___ Extract to read

ISBN (identifier)
More actions
The International Standard Book Number (ISBN) is a machine-readable commercial identifier for books and book-like publications. The wiki uses ISBNs in book citations to allow readers to locate the cited edition via library catalogues, booksellers and Special:BookSources.
This page exists as the link target for the "ISBN" label that CS1 citation templates emit when a book reference includes an isbn= parameter.
Format
Modern ISBNs are 13 digits, prefixed with 978 or 979. Older 10-digit ISBNs are still valid and uniquely convertible to the 13-digit form. The wiki convention is to use 13-digit ISBNs where available, with hyphens grouping the registration prefix, registration group, registrant, publication and check digit (for example, 978-0-521-81125-5).
Use on the wiki
ISBNs are passed to {{Cite book}} via the isbn= parameter:
{{cite book |last=Openshaw |first=Jeanne |year=2002
|title=Seeking Bauls of Bengal
|publisher=Cambridge University Press
|isbn=978-0-521-81125-5}}
The citation template renders the ISBN as a clickable link to Special:BookSources, which lists library and bookseller resolvers for that specific edition.

______

> **Parts of the exercise**:
(a) According to the ISBN page, which parts of a 13-digit ISBN do hyphens separate? List each one.
(b) Pick up the ISBN page after its final sentence and write what comes next.
These lines have no connection to the ISBN page.

___ Available data

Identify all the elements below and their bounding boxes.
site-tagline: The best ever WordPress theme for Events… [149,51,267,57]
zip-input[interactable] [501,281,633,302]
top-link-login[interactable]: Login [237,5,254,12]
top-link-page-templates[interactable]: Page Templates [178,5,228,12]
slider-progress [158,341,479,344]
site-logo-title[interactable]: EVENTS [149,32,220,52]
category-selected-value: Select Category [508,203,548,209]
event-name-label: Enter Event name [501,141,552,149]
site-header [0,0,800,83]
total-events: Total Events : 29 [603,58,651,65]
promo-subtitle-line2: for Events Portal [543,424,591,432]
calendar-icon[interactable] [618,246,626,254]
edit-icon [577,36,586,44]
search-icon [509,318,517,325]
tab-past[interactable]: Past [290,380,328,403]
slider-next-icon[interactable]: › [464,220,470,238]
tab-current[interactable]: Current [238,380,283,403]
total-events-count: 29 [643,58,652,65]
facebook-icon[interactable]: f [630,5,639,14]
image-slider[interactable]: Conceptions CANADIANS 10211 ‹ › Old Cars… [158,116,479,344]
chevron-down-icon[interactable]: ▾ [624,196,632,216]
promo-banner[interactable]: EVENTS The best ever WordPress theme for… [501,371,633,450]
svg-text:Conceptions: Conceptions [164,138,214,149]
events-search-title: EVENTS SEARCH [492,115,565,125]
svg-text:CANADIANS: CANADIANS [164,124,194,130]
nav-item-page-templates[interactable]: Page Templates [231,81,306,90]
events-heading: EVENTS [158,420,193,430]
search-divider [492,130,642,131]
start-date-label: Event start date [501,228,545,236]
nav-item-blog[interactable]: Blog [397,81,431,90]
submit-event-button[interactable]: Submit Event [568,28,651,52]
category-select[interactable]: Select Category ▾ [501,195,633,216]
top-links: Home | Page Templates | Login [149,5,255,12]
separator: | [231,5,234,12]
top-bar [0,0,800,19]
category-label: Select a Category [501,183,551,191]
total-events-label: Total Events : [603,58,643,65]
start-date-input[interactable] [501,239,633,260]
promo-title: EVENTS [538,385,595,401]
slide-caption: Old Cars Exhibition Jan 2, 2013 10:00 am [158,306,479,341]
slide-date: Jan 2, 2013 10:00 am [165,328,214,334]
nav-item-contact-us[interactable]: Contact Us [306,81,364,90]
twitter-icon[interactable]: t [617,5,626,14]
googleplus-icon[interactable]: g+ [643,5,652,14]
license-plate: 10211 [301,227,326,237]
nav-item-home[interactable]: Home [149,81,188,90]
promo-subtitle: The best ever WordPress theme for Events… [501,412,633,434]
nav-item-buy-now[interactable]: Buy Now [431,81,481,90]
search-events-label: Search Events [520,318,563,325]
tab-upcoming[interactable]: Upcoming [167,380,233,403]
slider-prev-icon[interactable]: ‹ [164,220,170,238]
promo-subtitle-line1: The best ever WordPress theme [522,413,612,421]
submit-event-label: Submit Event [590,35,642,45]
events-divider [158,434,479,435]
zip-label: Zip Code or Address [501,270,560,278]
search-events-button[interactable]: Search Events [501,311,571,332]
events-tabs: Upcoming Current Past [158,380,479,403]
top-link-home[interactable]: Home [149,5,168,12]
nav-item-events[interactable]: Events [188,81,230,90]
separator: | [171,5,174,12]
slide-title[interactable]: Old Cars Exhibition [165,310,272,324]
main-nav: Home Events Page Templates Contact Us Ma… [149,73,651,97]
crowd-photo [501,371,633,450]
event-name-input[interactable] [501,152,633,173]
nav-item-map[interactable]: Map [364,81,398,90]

______

> **Expected outputs**:
(a)
- Registration prefix
- Registration group
- Registrant
- Publication
- Check digit

(b)
Common errors
CS1 validates ISBN checksums. An invalid check digit (the final digit, computed from the preceding twelve) produces a Check |isbn= value: checksum error and places the page in Category:CS1 errors: ISBN. Resolution is to recompute the check digit or to look the correct ISBN up via WorldCat or the publisher's catalogue.
Some regional, self-published or older Bangladeshi and Indian publishers issue numbers that look like ISBN-13 but are not valid registered ISBNs (no 978/979 prefix, or non-checksumming bodies). These cannot be passed via isbn= without triggering the error. Either omit the parameter or pass the number via id= as a free-form publisher identifier.